◆ **PROBLEM REQUIREMENTS**: Transcribe all of the records word for word, but omit the pictures.

-- BEGIN INPUT RECORDS --

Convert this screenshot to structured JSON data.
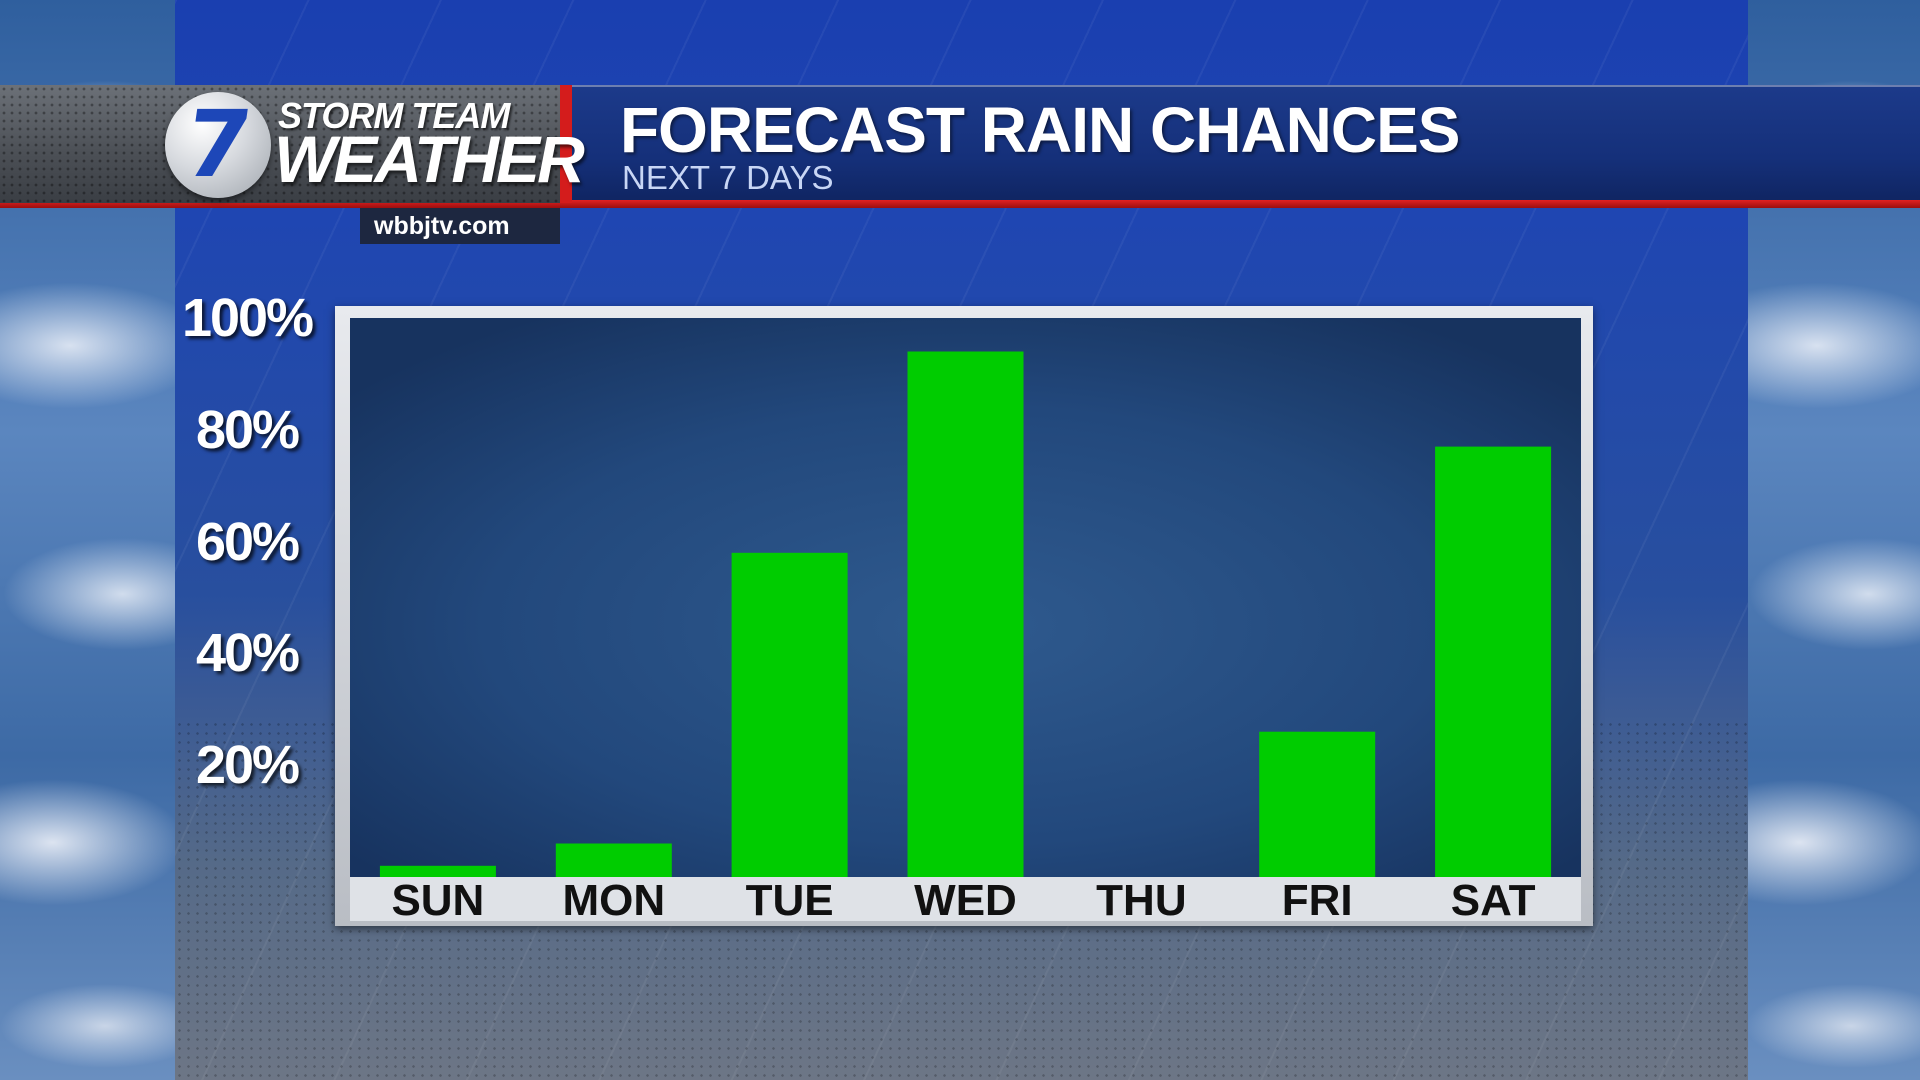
{
  "branding": {
    "logo_number": "7",
    "logo_line1": "STORM TEAM",
    "logo_line2": "WEATHER",
    "website": "wbbjtv.com"
  },
  "header": {
    "title": "FORECAST RAIN CHANCES",
    "subtitle": "NEXT 7 DAYS"
  },
  "colors": {
    "bar": "#00cc00",
    "accent_red": "#d41c1c",
    "header_blue": "#15307a"
  },
  "chart_data": {
    "type": "bar",
    "title": "FORECAST RAIN CHANCES",
    "subtitle": "NEXT 7 DAYS",
    "categories": [
      "SUN",
      "MON",
      "TUE",
      "WED",
      "THU",
      "FRI",
      "SAT"
    ],
    "values": [
      2,
      6,
      58,
      94,
      0,
      26,
      77
    ],
    "ylim": [
      0,
      100
    ],
    "yticks": [
      20,
      40,
      60,
      80,
      100
    ],
    "ytick_labels": [
      "20%",
      "40%",
      "60%",
      "80%",
      "100%"
    ],
    "xlabel": "",
    "ylabel": "",
    "grid": false,
    "legend": "none"
  }
}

-- END INPUT RECORDS --

◆ **TASK RESULT**:
Convert this screenshot to structured JSON data.
{
  "branding": {
    "logo_number": "7",
    "logo_line1": "STORM TEAM",
    "logo_line2": "WEATHER",
    "website": "wbbjtv.com"
  },
  "header": {
    "title": "FORECAST RAIN CHANCES",
    "subtitle": "NEXT 7 DAYS"
  },
  "colors": {
    "bar": "#00cc00",
    "accent_red": "#d41c1c",
    "header_blue": "#15307a"
  },
  "chart_data": {
    "type": "bar",
    "title": "FORECAST RAIN CHANCES",
    "subtitle": "NEXT 7 DAYS",
    "categories": [
      "SUN",
      "MON",
      "TUE",
      "WED",
      "THU",
      "FRI",
      "SAT"
    ],
    "values": [
      2,
      6,
      58,
      94,
      0,
      26,
      77
    ],
    "ylim": [
      0,
      100
    ],
    "yticks": [
      20,
      40,
      60,
      80,
      100
    ],
    "ytick_labels": [
      "20%",
      "40%",
      "60%",
      "80%",
      "100%"
    ],
    "xlabel": "",
    "ylabel": "",
    "grid": false,
    "legend": "none"
  }
}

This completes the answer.